> EXERCISE TASK:
List every person named in full in the interview article.

New Directions for Higher Education: Q&A with CAEL’s Tate on Prior Learning, Competency-Based Ed

In this installment of NEJHE‘s New Directions for Higher Education series, Philip DiSalvio, dean of the College of Advancing & Professional Studies at the University of Massachusetts Boston, interviews Pamela Tate, president and CEO of the Council for Adult and Experiential Learning (CAEL).

NEJHE launched the series in 2013 to examine emerging issues, trends and ideas that have an impact on higher education policies, programs and practices. Click here to read previous installments of this series.

The context

The convergence of forces and events affecting higher education today, including the push for college completion, has created momentum for serious discussion on the role “prior learning assessment” (PLA) might play in student learning and achievement.

The practice of granting college credit for learning and knowledge gained outside the traditional academic setting goes back decades, with roots in the G.I. Bill and World War II veterans who earned credits for military training.

With many different approaches to utilizing prior learning assessment to earn college credit— including portfolio assessments, challenge exams, and credit recommendations for military or corporate training—considerable attention is being placed on competency-based programs. In a competency-based approach, a college may grant credit hours or even a degree if individuals can use knowledge gained on a job to pass a college-assessment test without requiring them to spend time in class. Students in competency based education (CBE) programs typically learn and progress at their own pace, using learning from life and work experience.

The U.S. Department of Education recently gave PLA and CBE a boost by exploring federal aid eligibility to colleges experimenting with these strategies. With the intent of encouraging “better, faster and more flexible” pathways to academic credentials and jobs, proponents of PLA and CBE assert that this federal program could help lay the groundwork for regulation and legislation better-suited to CBE. The writing may be on the wall for widespread acceptance, with U.S. Secretary of Education Arne Duncan’s pronouncement in a statement about competency-based degree programs: “While such programs are now the exception, I want them to be the norm.”

While some see PLA and CBE becoming the rule rather than the exception, others express reservations. American Council of Education President Molly Corbett Broad says the academy is skeptical because it assumes that college classroom is not the sole place where college-level learning occurs. More outspoken critics see PLA and CBE as representing a diminished higher education experience for students. Johann N. Neem, associate professor of history at Western Washington University, has written: “For most students, the experience of being in a physical classroom on a campus with other students and faculty remains vital to what it means to get a college education.”

Here, Tate addresses questions on the nation’s growing interest in PLA and CBE and what higher education leaders can do to prepare for the future challenges and opportunities related to this changing landscape. Since becoming president and CEO of CAEL in 1990, Tate has become nationally recognized for her involvement in public policy, innovative workforce education services for employers, adult learners, and systemic change efforts within higher education.

The interview

DiSalvio: Some note that the greatest risk to traditional higher education is the growing interest in competency-based or prior-learning education models. Could you explain the source of this alarm?

Tate: I think the source of the alarm is different for prior-learning assessment than it is for competency-based education. On the prior-learning assessment side, what most people are concerned about is that it will take students away from the classroom. The fear is that it will reduce the participation of students in courses. And further, that the faculty will have less of a role in the students’ education because so much of the learning will be coming from outside the classroom.

> ITEMS:
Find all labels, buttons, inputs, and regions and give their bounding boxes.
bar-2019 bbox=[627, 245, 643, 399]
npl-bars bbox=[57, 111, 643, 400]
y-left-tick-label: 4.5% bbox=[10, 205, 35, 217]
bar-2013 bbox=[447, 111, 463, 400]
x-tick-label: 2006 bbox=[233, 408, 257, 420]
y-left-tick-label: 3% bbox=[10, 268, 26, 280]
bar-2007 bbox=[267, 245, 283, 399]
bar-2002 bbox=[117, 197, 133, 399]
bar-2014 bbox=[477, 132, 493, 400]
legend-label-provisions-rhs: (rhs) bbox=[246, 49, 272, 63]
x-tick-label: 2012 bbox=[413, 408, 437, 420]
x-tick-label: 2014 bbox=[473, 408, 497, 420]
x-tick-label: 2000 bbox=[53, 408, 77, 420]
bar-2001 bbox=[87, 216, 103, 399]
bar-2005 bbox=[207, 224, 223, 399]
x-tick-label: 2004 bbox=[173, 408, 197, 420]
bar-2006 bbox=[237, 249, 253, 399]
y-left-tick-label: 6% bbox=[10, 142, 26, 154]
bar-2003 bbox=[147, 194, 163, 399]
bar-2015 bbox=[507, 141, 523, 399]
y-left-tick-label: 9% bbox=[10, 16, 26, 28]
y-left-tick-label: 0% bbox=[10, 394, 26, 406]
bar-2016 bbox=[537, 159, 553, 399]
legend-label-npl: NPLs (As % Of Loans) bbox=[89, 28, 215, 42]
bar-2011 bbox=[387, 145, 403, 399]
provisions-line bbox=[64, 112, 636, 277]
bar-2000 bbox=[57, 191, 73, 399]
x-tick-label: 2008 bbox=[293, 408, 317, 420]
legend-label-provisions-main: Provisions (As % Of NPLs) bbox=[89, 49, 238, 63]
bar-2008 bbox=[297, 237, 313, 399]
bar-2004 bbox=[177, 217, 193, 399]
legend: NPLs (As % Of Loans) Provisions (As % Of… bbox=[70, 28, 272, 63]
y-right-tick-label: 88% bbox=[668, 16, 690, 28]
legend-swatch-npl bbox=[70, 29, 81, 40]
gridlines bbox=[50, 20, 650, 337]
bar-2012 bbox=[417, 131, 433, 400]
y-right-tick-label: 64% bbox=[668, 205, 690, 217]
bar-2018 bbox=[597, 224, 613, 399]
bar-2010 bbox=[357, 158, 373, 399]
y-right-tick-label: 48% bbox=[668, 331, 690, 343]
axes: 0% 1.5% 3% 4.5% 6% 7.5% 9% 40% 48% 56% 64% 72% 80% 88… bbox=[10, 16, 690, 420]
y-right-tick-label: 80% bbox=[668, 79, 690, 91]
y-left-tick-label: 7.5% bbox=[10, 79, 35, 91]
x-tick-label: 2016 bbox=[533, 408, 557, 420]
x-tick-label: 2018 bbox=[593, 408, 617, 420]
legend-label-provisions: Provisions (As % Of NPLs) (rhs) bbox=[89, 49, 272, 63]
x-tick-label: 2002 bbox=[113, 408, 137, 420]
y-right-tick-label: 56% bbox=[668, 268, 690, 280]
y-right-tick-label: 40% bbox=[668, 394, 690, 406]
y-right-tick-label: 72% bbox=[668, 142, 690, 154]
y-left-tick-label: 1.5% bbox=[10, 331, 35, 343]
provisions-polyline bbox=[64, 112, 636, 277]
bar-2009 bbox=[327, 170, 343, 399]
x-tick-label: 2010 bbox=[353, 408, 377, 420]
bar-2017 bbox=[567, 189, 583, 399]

> COMPLETED EXERCISE:
Philip DiSalvio, Pamela Tate, Arne Duncan, Molly Corbett Broad, Johann N. Neem